(Layout annotation records)
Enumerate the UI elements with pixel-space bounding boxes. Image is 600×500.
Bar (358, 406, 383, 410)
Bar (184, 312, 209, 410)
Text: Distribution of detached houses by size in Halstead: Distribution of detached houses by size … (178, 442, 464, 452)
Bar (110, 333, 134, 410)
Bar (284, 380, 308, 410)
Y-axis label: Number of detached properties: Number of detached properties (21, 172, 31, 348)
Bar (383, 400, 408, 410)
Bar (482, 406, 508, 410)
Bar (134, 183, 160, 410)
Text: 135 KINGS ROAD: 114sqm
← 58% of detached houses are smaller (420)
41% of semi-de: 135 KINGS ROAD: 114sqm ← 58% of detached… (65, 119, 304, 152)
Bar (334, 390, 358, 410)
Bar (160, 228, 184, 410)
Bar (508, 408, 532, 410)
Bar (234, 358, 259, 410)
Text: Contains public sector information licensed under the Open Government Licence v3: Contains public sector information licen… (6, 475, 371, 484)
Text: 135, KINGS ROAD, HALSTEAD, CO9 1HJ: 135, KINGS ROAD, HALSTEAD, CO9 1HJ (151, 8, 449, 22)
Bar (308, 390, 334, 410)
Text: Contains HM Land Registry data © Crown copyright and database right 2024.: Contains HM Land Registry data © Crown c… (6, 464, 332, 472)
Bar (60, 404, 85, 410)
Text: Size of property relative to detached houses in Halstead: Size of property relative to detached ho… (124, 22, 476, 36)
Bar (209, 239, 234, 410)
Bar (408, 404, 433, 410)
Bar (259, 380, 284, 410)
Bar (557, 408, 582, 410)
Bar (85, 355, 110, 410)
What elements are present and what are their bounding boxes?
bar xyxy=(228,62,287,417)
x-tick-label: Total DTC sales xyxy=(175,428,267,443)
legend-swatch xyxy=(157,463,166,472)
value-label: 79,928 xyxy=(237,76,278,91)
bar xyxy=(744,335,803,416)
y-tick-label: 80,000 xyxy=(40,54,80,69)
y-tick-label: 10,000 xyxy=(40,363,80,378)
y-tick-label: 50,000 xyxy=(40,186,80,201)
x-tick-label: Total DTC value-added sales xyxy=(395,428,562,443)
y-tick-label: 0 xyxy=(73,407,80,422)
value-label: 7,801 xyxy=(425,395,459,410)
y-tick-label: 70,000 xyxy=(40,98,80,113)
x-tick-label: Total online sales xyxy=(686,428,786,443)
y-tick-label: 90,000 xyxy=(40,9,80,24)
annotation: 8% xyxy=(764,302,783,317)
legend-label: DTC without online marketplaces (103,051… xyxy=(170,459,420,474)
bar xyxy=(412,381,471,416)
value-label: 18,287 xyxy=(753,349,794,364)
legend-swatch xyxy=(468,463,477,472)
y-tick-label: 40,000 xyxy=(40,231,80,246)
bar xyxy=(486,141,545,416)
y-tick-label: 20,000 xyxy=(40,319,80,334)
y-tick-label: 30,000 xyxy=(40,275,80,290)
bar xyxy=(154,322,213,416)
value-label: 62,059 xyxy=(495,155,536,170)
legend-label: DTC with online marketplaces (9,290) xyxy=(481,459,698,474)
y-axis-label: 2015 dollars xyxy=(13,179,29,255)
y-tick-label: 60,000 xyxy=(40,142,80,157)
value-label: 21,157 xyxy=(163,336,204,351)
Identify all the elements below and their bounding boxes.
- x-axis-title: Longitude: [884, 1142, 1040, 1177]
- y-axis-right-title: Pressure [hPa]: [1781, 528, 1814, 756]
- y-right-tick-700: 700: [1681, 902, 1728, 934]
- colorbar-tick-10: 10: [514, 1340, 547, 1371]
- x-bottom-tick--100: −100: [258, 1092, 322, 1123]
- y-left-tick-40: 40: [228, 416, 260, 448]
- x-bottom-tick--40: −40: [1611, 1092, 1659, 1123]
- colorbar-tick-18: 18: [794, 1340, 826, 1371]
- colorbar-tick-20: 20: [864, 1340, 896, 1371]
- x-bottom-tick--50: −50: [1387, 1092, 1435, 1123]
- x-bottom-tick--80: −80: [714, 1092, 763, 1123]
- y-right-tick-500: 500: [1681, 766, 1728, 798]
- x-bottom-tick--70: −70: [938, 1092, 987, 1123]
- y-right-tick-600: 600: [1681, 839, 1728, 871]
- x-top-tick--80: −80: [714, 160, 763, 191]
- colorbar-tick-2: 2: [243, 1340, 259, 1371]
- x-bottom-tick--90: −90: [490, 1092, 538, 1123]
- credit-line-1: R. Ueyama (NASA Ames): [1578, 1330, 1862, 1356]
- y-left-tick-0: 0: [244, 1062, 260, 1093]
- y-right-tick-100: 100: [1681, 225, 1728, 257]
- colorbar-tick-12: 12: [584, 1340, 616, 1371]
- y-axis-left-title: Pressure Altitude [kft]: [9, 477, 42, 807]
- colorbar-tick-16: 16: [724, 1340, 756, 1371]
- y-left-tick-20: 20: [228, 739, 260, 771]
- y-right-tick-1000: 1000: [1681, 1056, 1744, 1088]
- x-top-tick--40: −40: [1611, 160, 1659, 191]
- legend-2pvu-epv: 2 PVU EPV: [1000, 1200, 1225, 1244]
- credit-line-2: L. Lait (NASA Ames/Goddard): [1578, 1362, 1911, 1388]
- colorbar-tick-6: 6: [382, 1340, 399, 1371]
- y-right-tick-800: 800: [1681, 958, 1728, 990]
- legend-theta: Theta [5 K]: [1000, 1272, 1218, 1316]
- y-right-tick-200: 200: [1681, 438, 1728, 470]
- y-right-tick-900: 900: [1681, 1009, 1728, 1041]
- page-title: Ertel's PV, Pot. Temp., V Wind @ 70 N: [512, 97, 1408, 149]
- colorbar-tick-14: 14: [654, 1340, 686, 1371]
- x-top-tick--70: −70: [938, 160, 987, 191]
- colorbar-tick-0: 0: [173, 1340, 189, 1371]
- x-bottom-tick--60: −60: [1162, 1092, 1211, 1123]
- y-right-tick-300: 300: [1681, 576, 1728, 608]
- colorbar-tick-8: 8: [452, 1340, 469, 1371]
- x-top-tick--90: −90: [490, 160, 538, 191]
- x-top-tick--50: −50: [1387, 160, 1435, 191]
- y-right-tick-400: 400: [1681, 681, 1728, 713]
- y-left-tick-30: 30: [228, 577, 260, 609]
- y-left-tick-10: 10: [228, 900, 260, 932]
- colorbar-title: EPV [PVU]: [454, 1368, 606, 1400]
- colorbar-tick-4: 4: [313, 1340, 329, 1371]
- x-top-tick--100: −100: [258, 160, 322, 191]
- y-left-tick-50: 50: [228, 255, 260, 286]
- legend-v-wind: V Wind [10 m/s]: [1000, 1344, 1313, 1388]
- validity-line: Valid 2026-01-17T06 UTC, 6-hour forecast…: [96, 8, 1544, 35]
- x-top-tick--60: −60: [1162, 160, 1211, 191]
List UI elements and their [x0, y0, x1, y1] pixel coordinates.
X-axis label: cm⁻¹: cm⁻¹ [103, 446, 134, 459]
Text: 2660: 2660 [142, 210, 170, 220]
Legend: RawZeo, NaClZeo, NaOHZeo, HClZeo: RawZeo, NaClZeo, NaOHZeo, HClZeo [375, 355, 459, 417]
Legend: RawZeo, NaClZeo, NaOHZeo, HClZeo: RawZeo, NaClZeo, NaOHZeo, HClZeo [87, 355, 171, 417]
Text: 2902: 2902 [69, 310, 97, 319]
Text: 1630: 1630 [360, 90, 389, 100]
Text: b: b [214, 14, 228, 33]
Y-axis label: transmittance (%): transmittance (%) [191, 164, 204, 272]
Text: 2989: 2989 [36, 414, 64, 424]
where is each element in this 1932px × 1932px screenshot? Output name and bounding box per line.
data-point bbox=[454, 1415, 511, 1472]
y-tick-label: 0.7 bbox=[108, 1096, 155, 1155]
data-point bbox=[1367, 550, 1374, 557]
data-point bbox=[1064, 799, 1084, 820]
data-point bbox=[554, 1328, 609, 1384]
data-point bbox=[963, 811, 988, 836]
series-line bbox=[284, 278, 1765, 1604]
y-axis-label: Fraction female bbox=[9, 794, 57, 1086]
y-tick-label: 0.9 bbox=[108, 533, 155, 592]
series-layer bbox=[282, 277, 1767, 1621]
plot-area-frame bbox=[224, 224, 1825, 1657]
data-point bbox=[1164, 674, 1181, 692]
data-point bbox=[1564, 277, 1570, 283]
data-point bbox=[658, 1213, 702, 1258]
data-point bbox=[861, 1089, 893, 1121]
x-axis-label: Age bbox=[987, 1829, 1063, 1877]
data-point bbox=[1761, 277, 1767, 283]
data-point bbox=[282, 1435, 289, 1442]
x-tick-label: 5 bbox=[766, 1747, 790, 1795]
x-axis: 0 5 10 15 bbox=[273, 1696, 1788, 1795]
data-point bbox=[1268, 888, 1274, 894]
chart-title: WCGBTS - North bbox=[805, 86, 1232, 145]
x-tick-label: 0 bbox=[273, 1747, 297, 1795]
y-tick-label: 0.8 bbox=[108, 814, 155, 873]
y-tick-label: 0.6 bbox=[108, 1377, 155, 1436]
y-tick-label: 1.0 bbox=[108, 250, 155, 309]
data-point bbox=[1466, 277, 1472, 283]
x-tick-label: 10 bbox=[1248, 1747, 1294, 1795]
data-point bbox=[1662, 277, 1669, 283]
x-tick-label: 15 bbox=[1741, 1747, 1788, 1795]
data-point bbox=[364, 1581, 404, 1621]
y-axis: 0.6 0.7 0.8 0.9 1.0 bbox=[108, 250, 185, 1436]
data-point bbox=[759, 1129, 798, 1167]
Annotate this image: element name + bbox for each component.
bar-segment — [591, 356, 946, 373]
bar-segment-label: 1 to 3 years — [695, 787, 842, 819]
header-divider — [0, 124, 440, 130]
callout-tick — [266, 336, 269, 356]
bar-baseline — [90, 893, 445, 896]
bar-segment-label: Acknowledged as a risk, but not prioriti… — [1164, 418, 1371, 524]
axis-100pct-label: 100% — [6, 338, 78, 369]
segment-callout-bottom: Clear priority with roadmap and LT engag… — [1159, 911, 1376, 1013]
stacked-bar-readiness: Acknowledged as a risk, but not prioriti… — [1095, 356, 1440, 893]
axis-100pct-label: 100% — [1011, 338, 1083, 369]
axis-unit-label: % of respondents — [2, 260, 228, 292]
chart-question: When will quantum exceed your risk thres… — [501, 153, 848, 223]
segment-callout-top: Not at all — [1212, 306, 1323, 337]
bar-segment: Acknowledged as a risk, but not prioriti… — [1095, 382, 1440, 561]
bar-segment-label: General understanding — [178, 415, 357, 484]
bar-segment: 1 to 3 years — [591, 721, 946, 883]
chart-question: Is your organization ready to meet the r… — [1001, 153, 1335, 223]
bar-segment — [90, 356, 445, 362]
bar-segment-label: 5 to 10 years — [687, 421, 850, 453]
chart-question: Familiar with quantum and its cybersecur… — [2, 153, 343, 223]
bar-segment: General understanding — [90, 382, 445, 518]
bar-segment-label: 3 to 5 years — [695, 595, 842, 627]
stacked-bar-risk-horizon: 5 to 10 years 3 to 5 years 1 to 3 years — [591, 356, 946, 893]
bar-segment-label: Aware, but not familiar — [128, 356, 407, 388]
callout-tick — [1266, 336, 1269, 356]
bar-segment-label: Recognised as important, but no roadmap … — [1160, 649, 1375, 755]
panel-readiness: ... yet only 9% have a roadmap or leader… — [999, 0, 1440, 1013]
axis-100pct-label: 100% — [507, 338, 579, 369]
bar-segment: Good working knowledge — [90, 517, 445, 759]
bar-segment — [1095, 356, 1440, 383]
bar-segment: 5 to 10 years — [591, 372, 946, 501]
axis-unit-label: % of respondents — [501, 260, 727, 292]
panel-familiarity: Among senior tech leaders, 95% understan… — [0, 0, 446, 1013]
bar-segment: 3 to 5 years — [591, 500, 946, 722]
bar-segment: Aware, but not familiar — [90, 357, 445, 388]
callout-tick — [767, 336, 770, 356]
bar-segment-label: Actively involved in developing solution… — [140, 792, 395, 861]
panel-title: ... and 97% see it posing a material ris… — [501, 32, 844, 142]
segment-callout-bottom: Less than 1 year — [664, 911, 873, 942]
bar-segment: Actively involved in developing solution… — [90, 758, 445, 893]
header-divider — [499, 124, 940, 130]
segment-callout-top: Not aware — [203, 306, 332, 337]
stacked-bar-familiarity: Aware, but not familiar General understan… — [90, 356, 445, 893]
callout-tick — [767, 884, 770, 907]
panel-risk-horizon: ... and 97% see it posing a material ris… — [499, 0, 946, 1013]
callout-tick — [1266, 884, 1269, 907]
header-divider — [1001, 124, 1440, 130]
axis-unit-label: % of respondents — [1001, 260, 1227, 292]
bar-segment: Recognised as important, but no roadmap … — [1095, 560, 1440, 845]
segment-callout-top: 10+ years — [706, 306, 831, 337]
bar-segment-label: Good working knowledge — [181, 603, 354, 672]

* _YOUR OBJECTIVE_
Copy the lines of the material from its first line through the line containing "are smaller (420)", inclusive.

* _FINISHED TASK_
Enumerate the UI elements with pixel-space bounding boxes. Image is 600×500.
Bar (358, 406, 383, 410)
Bar (184, 312, 209, 410)
Text: Distribution of detached houses by size in Halstead: Distribution of detached houses by size … (178, 442, 464, 452)
Bar (110, 333, 134, 410)
Bar (284, 380, 308, 410)
Y-axis label: Number of detached properties: Number of detached properties (21, 172, 31, 348)
Bar (383, 400, 408, 410)
Bar (482, 406, 508, 410)
Bar (134, 183, 160, 410)
Text: 135 KINGS ROAD: 114sqm
← 58% of detached houses are smaller (420)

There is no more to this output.